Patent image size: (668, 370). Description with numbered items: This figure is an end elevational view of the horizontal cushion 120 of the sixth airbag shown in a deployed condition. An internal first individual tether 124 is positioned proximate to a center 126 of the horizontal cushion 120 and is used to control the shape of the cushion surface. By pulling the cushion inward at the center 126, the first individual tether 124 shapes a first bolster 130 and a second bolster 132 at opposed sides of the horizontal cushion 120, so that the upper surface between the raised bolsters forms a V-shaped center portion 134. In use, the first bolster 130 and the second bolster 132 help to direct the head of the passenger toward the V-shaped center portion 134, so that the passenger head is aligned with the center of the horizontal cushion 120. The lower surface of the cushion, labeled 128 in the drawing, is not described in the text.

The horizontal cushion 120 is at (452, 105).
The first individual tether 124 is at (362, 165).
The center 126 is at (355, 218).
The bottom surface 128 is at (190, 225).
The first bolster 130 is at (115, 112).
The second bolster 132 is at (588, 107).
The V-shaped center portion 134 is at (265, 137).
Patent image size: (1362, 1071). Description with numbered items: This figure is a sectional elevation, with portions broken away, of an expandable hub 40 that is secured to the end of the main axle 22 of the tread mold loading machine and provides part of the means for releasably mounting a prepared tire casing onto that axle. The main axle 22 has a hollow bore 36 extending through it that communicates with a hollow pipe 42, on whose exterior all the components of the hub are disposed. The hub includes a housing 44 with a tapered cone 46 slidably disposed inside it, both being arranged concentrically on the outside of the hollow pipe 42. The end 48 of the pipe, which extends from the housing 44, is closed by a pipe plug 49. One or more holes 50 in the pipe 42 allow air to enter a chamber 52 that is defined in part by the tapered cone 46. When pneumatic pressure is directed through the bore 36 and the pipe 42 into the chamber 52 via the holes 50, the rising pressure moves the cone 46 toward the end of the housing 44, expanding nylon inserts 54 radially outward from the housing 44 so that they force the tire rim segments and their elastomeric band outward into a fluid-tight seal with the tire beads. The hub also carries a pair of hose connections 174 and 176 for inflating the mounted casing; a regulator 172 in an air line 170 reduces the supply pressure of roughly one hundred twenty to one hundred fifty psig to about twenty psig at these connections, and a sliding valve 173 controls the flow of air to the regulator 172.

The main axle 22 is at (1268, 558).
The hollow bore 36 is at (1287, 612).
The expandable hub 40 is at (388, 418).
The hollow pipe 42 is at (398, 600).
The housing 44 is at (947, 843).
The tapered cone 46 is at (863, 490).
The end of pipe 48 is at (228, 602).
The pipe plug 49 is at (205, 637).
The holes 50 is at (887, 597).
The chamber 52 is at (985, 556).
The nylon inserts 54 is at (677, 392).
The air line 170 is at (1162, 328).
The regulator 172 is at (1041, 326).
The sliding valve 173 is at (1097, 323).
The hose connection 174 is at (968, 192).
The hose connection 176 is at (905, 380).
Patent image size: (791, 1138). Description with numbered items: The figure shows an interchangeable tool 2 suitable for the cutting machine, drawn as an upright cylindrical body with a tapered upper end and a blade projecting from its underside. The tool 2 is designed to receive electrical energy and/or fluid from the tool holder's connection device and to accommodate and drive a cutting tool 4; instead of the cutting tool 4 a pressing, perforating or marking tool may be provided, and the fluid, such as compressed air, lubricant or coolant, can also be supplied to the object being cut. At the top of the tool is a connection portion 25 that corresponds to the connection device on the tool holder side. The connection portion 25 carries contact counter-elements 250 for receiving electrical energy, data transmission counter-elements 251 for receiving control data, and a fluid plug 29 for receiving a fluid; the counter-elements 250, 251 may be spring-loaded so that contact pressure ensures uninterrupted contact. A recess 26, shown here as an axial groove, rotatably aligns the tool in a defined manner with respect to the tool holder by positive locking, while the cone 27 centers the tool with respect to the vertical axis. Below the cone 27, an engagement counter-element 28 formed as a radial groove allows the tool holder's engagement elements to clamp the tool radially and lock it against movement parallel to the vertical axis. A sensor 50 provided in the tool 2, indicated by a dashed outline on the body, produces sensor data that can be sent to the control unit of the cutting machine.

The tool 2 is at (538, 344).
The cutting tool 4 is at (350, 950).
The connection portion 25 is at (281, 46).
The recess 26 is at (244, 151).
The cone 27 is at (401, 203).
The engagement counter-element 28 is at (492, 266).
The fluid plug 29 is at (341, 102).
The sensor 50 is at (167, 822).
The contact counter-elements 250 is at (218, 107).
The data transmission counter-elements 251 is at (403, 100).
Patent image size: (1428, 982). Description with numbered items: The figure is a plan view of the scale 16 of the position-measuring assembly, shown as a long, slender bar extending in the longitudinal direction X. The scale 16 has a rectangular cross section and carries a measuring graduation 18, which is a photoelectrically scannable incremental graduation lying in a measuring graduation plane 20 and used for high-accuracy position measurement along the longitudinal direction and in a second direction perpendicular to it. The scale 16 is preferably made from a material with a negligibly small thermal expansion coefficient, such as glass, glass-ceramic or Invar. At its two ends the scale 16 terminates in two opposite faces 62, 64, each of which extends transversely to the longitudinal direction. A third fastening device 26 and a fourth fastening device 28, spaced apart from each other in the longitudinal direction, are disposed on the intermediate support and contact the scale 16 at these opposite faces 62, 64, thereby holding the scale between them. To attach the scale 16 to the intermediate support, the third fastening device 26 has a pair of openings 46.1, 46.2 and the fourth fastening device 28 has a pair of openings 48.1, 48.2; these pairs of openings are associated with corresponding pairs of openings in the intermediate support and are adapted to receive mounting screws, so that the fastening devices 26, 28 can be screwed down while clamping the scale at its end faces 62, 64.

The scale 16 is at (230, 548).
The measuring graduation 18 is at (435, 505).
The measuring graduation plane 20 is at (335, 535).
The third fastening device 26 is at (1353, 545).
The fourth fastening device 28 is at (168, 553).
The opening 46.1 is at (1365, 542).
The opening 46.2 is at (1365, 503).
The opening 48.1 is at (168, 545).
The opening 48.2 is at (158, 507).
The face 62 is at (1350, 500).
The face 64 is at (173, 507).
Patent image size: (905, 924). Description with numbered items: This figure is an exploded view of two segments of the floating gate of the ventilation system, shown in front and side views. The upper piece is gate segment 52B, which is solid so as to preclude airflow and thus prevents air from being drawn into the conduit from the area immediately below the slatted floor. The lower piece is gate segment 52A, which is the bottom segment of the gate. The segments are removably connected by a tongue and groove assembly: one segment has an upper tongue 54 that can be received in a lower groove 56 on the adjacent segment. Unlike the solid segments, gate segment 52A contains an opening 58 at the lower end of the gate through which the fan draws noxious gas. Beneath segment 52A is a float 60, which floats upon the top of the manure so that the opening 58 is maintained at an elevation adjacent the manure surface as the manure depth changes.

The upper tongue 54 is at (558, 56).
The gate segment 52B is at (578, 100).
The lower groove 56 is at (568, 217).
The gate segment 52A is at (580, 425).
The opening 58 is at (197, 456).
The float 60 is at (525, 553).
━━━━
→ Problem details: Could you retype all of the records above, line for line, without changing a single character?

→ Response to this task:
Patent image size: (668, 370). Description with numbered items: This figure is an end elevational view of the horizontal cushion 120 of the sixth airbag shown in a deployed condition. An internal first individual tether 124 is positioned proximate to a center 126 of the horizontal cushion 120 and is used to control the shape of the cushion surface. By pulling the cushion inward at the center 126, the first individual tether 124 shapes a first bolster 130 and a second bolster 132 at opposed sides of the horizontal cushion 120, so that the upper surface between the raised bolsters forms a V-shaped center portion 134. In use, the first bolster 130 and the second bolster 132 help to direct the head of the passenger toward the V-shaped center portion 134, so that the passenger head is aligned with the center of the horizontal cushion 120. The lower surface of the cushion, labeled 128 in the drawing, is not described in the text.

The horizontal cushion 120 is at (452, 105).
The first individual tether 124 is at (362, 165).
The center 126 is at (355, 218).
The bottom surface 128 is at (190, 225).
The first bolster 130 is at (115, 112).
The second bolster 132 is at (588, 107).
The V-shaped center portion 134 is at (265, 137).
Patent image size: (1362, 1071). Description with numbered items: This figure is a sectional elevation, with portions broken away, of an expandable hub 40 that is secured to the end of the main axle 22 of the tread mold loading machine and provides part of the means for releasably mounting a prepared tire casing onto that axle. The main axle 22 has a hollow bore 36 extending through it that communicates with a hollow pipe 42, on whose exterior all the components of the hub are disposed. The hub includes a housing 44 with a tapered cone 46 slidably disposed inside it, both being arranged concentrically on the outside of the hollow pipe 42. The end 48 of the pipe, which extends from the housing 44, is closed by a pipe plug 49. One or more holes 50 in the pipe 42 allow air to enter a chamber 52 that is defined in part by the tapered cone 46. When pneumatic pressure is directed through the bore 36 and the pipe 42 into the chamber 52 via the holes 50, the rising pressure moves the cone 46 toward the end of the housing 44, expanding nylon inserts 54 radially outward from the housing 44 so that they force the tire rim segments and their elastomeric band outward into a fluid-tight seal with the tire beads. The hub also carries a pair of hose connections 174 and 176 for inflating the mounted casing; a regulator 172 in an air line 170 reduces the supply pressure of roughly one hundred twenty to one hundred fifty psig to about twenty psig at these connections, and a sliding valve 173 controls the flow of air to the regulator 172.

The main axle 22 is at (1268, 558).
The hollow bore 36 is at (1287, 612).
The expandable hub 40 is at (388, 418).
The hollow pipe 42 is at (398, 600).
The housing 44 is at (947, 843).
The tapered cone 46 is at (863, 490).
The end of pipe 48 is at (228, 602).
The pipe plug 49 is at (205, 637).
The holes 50 is at (887, 597).
The chamber 52 is at (985, 556).
The nylon inserts 54 is at (677, 392).
The air line 170 is at (1162, 328).
The regulator 172 is at (1041, 326).
The sliding valve 173 is at (1097, 323).
The hose connection 174 is at (968, 192).
The hose connection 176 is at (905, 380).
Patent image size: (791, 1138). Description with numbered items: The figure shows an interchangeable tool 2 suitable for the cutting machine, drawn as an upright cylindrical body with a tapered upper end and a blade projecting from its underside. The tool 2 is designed to receive electrical energy and/or fluid from the tool holder's connection device and to accommodate and drive a cutting tool 4; instead of the cutting tool 4 a pressing, perforating or marking tool may be provided, and the fluid, such as compressed air, lubricant or coolant, can also be supplied to the object being cut. At the top of the tool is a connection portion 25 that corresponds to the connection device on the tool holder side. The connection portion 25 carries contact counter-elements 250 for receiving electrical energy, data transmission counter-elements 251 for receiving control data, and a fluid plug 29 for receiving a fluid; the counter-elements 250, 251 may be spring-loaded so that contact pressure ensures uninterrupted contact. A recess 26, shown here as an axial groove, rotatably aligns the tool in a defined manner with respect to the tool holder by positive locking, while the cone 27 centers the tool with respect to the vertical axis. Below the cone 27, an engagement counter-element 28 formed as a radial groove allows the tool holder's engagement elements to clamp the tool radially and lock it against movement parallel to the vertical axis. A sensor 50 provided in the tool 2, indicated by a dashed outline on the body, produces sensor data that can be sent to the control unit of the cutting machine.

The tool 2 is at (538, 344).
The cutting tool 4 is at (350, 950).
The connection portion 25 is at (281, 46).
The recess 26 is at (244, 151).
The cone 27 is at (401, 203).
The engagement counter-element 28 is at (492, 266).
The fluid plug 29 is at (341, 102).
The sensor 50 is at (167, 822).
The contact counter-elements 250 is at (218, 107).
The data transmission counter-elements 251 is at (403, 100).
Patent image size: (1428, 982). Description with numbered items: The figure is a plan view of the scale 16 of the position-measuring assembly, shown as a long, slender bar extending in the longitudinal direction X. The scale 16 has a rectangular cross section and carries a measuring graduation 18, which is a photoelectrically scannable incremental graduation lying in a measuring graduation plane 20 and used for high-accuracy position measurement along the longitudinal direction and in a second direction perpendicular to it. The scale 16 is preferably made from a material with a negligibly small thermal expansion coefficient, such as glass, glass-ceramic or Invar. At its two ends the scale 16 terminates in two opposite faces 62, 64, each of which extends transversely to the longitudinal direction. A third fastening device 26 and a fourth fastening device 28, spaced apart from each other in the longitudinal direction, are disposed on the intermediate support and contact the scale 16 at these opposite faces 62, 64, thereby holding the scale between them. To attach the scale 16 to the intermediate support, the third fastening device 26 has a pair of openings 46.1, 46.2 and the fourth fastening device 28 has a pair of openings 48.1, 48.2; these pairs of openings are associated with corresponding pairs of openings in the intermediate support and are adapted to receive mounting screws, so that the fastening devices 26, 28 can be screwed down while clamping the scale at its end faces 62, 64.

The scale 16 is at (230, 548).
The measuring graduation 18 is at (435, 505).
The measuring graduation plane 20 is at (335, 535).
The third fastening device 26 is at (1353, 545).
The fourth fastening device 28 is at (168, 553).
The opening 46.1 is at (1365, 542).
The opening 46.2 is at (1365, 503).
The opening 48.1 is at (168, 545).
The opening 48.2 is at (158, 507).
The face 62 is at (1350, 500).
The face 64 is at (173, 507).
Patent image size: (905, 924). Description with numbered items: This figure is an exploded view of two segments of the floating gate of the ventilation system, shown in front and side views. The upper piece is gate segment 52B, which is solid so as to preclude airflow and thus prevents air from being drawn into the conduit from the area immediately below the slatted floor. The lower piece is gate segment 52A, which is the bottom segment of the gate. The segments are removably connected by a tongue and groove assembly: one segment has an upper tongue 54 that can be received in a lower groove 56 on the adjacent segment. Unlike the solid segments, gate segment 52A contains an opening 58 at the lower end of the gate through which the fan draws noxious gas. Beneath segment 52A is a float 60, which floats upon the top of the manure so that the opening 58 is maintained at an elevation adjacent the manure surface as the manure depth changes.

The upper tongue 54 is at (558, 56).
The gate segment 52B is at (578, 100).
The lower groove 56 is at (568, 217).
The gate segment 52A is at (580, 425).
The opening 58 is at (197, 456).
The float 60 is at (525, 553).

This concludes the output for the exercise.